*TO BE DONE:*
Compute how many lines in the entries below contain "TradingLounge", and output nothing but the number.

[Figure dataset records]
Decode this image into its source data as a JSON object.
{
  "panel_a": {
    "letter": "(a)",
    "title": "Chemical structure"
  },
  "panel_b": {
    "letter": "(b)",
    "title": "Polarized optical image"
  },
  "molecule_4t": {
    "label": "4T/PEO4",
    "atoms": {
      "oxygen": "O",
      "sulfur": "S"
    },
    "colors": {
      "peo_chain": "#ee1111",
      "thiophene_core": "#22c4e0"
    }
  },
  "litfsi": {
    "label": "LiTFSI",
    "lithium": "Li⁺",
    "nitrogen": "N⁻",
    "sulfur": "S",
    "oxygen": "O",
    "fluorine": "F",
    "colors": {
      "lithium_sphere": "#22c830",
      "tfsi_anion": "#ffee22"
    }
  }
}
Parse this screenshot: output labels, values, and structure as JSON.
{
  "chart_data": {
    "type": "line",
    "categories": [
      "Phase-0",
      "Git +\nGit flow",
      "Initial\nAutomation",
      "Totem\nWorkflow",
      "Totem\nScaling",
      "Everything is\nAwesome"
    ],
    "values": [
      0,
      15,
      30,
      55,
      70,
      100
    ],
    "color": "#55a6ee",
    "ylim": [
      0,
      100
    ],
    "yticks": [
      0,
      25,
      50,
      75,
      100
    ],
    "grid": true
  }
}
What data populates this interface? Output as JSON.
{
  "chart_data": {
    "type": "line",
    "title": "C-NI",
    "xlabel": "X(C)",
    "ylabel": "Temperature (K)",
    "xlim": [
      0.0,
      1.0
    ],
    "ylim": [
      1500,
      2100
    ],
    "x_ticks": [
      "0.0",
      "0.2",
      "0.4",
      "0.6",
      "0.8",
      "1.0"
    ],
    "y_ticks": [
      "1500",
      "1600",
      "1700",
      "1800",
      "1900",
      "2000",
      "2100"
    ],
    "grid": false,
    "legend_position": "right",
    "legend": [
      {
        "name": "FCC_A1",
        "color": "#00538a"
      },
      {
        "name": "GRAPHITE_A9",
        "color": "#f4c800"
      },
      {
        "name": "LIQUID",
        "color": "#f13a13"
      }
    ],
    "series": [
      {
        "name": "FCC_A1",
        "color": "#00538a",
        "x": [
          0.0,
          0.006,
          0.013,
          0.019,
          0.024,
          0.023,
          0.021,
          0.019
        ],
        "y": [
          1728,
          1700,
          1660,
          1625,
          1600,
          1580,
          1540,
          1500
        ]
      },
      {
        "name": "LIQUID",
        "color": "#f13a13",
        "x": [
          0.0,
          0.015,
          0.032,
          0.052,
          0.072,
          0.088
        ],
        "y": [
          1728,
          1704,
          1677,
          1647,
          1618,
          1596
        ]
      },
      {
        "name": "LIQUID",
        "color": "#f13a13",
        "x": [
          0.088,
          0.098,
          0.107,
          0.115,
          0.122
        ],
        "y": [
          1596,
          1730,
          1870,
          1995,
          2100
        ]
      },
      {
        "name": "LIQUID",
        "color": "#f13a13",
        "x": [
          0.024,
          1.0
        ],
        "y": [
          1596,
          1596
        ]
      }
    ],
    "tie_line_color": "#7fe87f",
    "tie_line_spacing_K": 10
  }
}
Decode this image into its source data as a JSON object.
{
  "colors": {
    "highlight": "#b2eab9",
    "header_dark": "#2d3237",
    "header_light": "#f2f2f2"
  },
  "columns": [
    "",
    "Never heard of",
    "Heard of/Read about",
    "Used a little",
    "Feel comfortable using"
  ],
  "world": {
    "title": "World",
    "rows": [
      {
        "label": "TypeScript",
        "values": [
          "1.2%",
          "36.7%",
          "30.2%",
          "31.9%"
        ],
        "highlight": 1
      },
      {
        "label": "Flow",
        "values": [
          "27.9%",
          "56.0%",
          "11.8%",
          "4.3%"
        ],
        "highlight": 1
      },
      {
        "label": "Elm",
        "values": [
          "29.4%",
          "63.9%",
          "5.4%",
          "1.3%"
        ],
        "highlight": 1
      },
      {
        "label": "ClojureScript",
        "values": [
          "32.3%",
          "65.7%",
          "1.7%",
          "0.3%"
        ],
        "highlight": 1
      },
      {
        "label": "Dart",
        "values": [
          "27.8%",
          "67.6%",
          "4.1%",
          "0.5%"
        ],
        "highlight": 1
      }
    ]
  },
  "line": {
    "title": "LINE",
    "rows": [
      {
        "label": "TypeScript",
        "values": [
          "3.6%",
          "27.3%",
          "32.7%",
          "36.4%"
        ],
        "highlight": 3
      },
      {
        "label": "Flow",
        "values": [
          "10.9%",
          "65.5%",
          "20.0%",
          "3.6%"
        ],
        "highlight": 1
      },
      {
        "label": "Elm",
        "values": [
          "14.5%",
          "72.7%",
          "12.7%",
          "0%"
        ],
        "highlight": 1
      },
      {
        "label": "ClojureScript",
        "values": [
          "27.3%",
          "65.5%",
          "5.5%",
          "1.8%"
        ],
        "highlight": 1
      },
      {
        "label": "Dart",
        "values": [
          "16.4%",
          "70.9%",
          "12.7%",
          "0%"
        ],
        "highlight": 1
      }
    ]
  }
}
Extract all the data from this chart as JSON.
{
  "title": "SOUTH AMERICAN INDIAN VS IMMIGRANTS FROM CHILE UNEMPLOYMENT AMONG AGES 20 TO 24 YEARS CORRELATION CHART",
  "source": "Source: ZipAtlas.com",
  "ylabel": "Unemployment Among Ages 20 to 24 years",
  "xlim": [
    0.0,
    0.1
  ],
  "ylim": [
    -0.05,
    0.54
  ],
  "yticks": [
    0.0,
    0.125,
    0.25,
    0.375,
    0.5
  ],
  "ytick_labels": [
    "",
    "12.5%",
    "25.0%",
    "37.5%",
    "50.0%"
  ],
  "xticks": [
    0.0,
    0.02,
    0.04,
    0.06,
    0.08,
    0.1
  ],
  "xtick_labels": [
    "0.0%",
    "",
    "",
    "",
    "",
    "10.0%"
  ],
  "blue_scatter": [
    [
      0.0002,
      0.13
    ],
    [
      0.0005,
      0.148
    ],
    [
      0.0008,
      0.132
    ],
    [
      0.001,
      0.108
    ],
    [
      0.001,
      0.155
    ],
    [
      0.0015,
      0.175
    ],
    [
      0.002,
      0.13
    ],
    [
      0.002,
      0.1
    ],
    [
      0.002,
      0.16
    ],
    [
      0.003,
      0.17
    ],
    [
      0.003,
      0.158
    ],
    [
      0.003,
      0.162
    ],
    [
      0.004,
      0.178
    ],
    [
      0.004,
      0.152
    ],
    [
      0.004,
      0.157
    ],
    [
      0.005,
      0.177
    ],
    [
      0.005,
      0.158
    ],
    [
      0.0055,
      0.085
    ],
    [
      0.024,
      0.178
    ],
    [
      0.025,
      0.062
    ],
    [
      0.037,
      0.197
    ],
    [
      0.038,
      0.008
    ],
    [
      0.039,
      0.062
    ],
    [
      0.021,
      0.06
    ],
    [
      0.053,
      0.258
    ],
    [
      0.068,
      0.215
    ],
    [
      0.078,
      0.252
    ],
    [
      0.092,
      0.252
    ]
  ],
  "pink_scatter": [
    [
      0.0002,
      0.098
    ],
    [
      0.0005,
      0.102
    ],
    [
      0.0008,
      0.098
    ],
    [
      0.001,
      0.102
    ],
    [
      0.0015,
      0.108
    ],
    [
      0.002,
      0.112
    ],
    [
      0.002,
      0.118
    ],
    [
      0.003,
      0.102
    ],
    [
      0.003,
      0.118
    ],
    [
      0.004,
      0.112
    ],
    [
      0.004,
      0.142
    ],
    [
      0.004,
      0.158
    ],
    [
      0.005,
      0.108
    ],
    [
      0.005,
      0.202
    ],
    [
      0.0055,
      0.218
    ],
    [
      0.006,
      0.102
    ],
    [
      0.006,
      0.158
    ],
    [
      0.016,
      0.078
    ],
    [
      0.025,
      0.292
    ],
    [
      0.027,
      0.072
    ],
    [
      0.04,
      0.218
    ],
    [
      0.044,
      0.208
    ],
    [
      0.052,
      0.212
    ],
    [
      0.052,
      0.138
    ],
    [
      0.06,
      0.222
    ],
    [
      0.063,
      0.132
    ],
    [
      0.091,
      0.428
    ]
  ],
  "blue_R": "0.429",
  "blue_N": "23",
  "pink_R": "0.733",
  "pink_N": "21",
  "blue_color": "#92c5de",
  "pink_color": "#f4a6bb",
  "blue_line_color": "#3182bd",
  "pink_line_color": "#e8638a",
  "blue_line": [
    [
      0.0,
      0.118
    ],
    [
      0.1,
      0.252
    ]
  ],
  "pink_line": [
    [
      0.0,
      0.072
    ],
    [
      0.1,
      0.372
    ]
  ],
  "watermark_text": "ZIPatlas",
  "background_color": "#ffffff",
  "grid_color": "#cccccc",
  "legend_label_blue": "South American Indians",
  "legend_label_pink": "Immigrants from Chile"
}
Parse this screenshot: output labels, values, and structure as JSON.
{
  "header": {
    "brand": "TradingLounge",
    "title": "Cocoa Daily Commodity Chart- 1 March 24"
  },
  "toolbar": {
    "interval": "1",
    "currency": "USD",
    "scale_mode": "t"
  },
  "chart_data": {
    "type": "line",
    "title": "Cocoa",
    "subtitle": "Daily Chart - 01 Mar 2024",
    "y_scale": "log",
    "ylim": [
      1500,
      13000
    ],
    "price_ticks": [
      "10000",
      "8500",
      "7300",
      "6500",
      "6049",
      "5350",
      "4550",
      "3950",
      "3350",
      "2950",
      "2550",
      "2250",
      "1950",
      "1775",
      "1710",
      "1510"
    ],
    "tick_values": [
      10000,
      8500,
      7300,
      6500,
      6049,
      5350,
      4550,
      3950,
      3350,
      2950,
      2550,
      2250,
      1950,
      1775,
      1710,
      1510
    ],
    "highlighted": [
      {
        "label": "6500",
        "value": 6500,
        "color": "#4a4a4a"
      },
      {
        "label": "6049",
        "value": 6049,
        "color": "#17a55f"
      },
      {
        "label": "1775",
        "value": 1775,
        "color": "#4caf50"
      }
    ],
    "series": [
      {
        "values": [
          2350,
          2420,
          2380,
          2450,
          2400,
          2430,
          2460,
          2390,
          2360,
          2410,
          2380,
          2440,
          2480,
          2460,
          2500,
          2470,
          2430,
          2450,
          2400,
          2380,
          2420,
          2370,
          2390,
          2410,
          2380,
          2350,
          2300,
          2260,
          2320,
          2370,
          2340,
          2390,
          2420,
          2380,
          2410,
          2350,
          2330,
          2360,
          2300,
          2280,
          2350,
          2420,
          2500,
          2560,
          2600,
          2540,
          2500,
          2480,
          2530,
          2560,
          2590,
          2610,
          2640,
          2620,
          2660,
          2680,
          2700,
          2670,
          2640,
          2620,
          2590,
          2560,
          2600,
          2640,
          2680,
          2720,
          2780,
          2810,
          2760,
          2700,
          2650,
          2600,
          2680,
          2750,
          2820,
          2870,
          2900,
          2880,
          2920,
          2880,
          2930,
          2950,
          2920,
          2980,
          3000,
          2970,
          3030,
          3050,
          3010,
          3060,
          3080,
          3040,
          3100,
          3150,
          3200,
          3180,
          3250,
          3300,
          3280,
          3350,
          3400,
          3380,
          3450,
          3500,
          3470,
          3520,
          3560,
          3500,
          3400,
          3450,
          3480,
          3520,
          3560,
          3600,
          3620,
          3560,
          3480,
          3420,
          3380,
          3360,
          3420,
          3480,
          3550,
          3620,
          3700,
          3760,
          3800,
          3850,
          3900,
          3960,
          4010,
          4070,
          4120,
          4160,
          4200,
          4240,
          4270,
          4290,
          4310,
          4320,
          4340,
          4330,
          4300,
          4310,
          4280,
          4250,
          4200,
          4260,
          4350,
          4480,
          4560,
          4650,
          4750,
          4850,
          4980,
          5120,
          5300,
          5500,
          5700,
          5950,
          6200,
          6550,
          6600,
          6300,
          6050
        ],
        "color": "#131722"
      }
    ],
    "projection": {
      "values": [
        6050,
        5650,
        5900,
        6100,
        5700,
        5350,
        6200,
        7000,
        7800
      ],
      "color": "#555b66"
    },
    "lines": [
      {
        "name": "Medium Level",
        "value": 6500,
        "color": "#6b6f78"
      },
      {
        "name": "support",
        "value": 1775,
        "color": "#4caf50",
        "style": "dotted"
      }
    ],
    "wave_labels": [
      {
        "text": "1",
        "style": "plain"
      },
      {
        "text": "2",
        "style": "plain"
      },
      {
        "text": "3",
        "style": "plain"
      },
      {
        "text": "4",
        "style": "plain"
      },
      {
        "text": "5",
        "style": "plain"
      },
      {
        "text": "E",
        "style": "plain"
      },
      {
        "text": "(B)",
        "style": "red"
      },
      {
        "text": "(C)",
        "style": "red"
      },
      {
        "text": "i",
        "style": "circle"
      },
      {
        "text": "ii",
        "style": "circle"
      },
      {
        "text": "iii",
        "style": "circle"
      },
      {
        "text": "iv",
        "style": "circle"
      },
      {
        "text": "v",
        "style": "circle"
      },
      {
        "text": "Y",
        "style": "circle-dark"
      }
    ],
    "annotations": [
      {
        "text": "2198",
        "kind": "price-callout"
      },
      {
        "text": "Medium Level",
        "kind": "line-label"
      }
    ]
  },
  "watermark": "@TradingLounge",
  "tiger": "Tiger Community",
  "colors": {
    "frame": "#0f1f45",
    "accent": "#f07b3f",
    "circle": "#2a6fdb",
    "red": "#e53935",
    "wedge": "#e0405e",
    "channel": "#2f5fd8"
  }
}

*RESPONSE:*
2